<<<<

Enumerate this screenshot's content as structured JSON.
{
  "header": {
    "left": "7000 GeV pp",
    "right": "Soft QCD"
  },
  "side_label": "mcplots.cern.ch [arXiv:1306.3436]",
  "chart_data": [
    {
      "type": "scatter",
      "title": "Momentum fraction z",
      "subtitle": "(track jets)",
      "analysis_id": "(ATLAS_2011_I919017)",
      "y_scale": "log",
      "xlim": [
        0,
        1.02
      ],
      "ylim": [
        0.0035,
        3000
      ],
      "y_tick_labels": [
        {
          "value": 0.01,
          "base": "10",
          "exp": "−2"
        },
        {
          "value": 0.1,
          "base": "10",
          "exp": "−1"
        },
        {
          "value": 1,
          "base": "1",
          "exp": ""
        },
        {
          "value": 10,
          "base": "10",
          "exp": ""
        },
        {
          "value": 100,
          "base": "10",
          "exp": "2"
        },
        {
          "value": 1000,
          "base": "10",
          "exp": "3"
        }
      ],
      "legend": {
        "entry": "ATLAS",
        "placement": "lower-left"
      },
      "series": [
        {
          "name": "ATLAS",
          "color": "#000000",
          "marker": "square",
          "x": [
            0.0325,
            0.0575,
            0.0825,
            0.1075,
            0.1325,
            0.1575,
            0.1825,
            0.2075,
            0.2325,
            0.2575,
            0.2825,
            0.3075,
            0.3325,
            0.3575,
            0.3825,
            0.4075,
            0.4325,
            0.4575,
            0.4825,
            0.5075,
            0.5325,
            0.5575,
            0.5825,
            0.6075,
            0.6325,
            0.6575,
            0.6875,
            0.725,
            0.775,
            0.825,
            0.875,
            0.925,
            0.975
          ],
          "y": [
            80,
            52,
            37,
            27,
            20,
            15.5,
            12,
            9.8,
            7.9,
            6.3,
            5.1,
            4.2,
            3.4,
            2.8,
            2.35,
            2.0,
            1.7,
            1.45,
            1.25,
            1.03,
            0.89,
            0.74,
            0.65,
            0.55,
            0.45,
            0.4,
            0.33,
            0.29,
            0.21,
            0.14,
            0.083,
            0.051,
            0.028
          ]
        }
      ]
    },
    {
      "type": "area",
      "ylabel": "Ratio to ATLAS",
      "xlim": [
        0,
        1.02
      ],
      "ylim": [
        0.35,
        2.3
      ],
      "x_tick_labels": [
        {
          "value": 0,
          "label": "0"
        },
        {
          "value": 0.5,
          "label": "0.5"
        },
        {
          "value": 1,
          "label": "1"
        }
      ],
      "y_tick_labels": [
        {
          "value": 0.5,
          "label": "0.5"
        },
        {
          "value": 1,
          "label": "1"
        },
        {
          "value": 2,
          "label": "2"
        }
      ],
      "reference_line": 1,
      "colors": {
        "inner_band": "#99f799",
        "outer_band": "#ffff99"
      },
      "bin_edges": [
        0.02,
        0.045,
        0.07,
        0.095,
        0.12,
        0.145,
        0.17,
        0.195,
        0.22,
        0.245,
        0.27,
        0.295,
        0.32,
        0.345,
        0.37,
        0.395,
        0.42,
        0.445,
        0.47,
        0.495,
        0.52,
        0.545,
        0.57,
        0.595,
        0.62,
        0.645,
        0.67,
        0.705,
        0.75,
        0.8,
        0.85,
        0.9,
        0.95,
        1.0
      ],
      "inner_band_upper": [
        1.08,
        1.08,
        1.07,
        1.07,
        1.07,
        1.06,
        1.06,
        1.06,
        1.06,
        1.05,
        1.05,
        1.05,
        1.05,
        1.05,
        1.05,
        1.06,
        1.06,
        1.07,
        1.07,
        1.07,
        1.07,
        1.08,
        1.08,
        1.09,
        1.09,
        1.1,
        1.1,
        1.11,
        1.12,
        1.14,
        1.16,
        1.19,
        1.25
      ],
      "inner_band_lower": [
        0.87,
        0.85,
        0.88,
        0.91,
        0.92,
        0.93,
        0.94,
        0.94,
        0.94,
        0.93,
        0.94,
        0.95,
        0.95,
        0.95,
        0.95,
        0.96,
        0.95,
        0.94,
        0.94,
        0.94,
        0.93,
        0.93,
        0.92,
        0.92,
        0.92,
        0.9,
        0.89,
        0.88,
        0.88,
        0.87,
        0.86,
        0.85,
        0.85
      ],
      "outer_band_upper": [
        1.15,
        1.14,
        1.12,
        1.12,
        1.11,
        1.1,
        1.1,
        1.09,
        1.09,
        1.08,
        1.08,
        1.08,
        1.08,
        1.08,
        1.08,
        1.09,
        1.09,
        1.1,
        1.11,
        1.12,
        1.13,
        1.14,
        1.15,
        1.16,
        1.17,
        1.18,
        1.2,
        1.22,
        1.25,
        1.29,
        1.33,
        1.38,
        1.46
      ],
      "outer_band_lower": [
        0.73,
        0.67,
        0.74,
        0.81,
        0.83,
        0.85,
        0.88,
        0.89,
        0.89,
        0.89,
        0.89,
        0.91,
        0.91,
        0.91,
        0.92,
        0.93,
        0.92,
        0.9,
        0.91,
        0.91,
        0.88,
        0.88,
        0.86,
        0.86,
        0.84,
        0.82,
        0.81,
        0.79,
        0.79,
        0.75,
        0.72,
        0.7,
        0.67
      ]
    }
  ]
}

>>>>

**Exercise objective**
Extract the data exactly as given.

**The reply**
Enumerate this screenshot's content as structured JSON.
{
  "header": {
    "left": "7000 GeV pp",
    "right": "Soft QCD"
  },
  "side_label": "mcplots.cern.ch [arXiv:1306.3436]",
  "chart_data": [
    {
      "type": "scatter",
      "title": "Momentum fraction z",
      "subtitle": "(track jets)",
      "analysis_id": "(ATLAS_2011_I919017)",
      "y_scale": "log",
      "xlim": [
        0,
        1.02
      ],
      "ylim": [
        0.0035,
        3000
      ],
      "y_tick_labels": [
        {
          "value": 0.01,
          "base": "10",
          "exp": "−2"
        },
        {
          "value": 0.1,
          "base": "10",
          "exp": "−1"
        },
        {
          "value": 1,
          "base": "1",
          "exp": ""
        },
        {
          "value": 10,
          "base": "10",
          "exp": ""
        },
        {
          "value": 100,
          "base": "10",
          "exp": "2"
        },
        {
          "value": 1000,
          "base": "10",
          "exp": "3"
        }
      ],
      "legend": {
        "entry": "ATLAS",
        "placement": "lower-left"
      },
      "series": [
        {
          "name": "ATLAS",
          "color": "#000000",
          "marker": "square",
          "x": [
            0.0325,
            0.0575,
            0.0825,
            0.1075,
            0.1325,
            0.1575,
            0.1825,
            0.2075,
            0.2325,
            0.2575,
            0.2825,
            0.3075,
            0.3325,
            0.3575,
            0.3825,
            0.4075,
            0.4325,
            0.4575,
            0.4825,
            0.5075,
            0.5325,
            0.5575,
            0.5825,
            0.6075,
            0.6325,
            0.6575,
            0.6875,
            0.725,
            0.775,
            0.825,
            0.875,
            0.925,
            0.975
          ],
          "y": [
            80,
            52,
            37,
            27,
            20,
            15.5,
            12,
            9.8,
            7.9,
            6.3,
            5.1,
            4.2,
            3.4,
            2.8,
            2.35,
            2.0,
            1.7,
            1.45,
            1.25,
            1.03,
            0.89,
            0.74,
            0.65,
            0.55,
            0.45,
            0.4,
            0.33,
            0.29,
            0.21,
            0.14,
            0.083,
            0.051,
            0.028
          ]
        }
      ]
    },
    {
      "type": "area",
      "ylabel": "Ratio to ATLAS",
      "xlim": [
        0,
        1.02
      ],
      "ylim": [
        0.35,
        2.3
      ],
      "x_tick_labels": [
        {
          "value": 0,
          "label": "0"
        },
        {
          "value": 0.5,
          "label": "0.5"
        },
        {
          "value": 1,
          "label": "1"
        }
      ],
      "y_tick_labels": [
        {
          "value": 0.5,
          "label": "0.5"
        },
        {
          "value": 1,
          "label": "1"
        },
        {
          "value": 2,
          "label": "2"
        }
      ],
      "reference_line": 1,
      "colors": {
        "inner_band": "#99f799",
        "outer_band": "#ffff99"
      },
      "bin_edges": [
        0.02,
        0.045,
        0.07,
        0.095,
        0.12,
        0.145,
        0.17,
        0.195,
        0.22,
        0.245,
        0.27,
        0.295,
        0.32,
        0.345,
        0.37,
        0.395,
        0.42,
        0.445,
        0.47,
        0.495,
        0.52,
        0.545,
        0.57,
        0.595,
        0.62,
        0.645,
        0.67,
        0.705,
        0.75,
        0.8,
        0.85,
        0.9,
        0.95,
        1.0
      ],
      "inner_band_upper": [
        1.08,
        1.08,
        1.07,
        1.07,
        1.07,
        1.06,
        1.06,
        1.06,
        1.06,
        1.05,
        1.05,
        1.05,
        1.05,
        1.05,
        1.05,
        1.06,
        1.06,
        1.07,
        1.07,
        1.07,
        1.07,
        1.08,
        1.08,
        1.09,
        1.09,
        1.1,
        1.1,
        1.11,
        1.12,
        1.14,
        1.16,
        1.19,
        1.25
      ],
      "inner_band_lower": [
        0.87,
        0.85,
        0.88,
        0.91,
        0.92,
        0.93,
        0.94,
        0.94,
        0.94,
        0.93,
        0.94,
        0.95,
        0.95,
        0.95,
        0.95,
        0.96,
        0.95,
        0.94,
        0.94,
        0.94,
        0.93,
        0.93,
        0.92,
        0.92,
        0.92,
        0.9,
        0.89,
        0.88,
        0.88,
        0.87,
        0.86,
        0.85,
        0.85
      ],
      "outer_band_upper": [
        1.15,
        1.14,
        1.12,
        1.12,
        1.11,
        1.1,
        1.1,
        1.09,
        1.09,
        1.08,
        1.08,
        1.08,
        1.08,
        1.08,
        1.08,
        1.09,
        1.09,
        1.1,
        1.11,
        1.12,
        1.13,
        1.14,
        1.15,
        1.16,
        1.17,
        1.18,
        1.2,
        1.22,
        1.25,
        1.29,
        1.33,
        1.38,
        1.46
      ],
      "outer_band_lower": [
        0.73,
        0.67,
        0.74,
        0.81,
        0.83,
        0.85,
        0.88,
        0.89,
        0.89,
        0.89,
        0.89,
        0.91,
        0.91,
        0.91,
        0.92,
        0.93,
        0.92,
        0.9,
        0.91,
        0.91,
        0.88,
        0.88,
        0.86,
        0.86,
        0.84,
        0.82,
        0.81,
        0.79,
        0.79,
        0.75,
        0.72,
        0.7,
        0.67
      ]
    }
  ]
}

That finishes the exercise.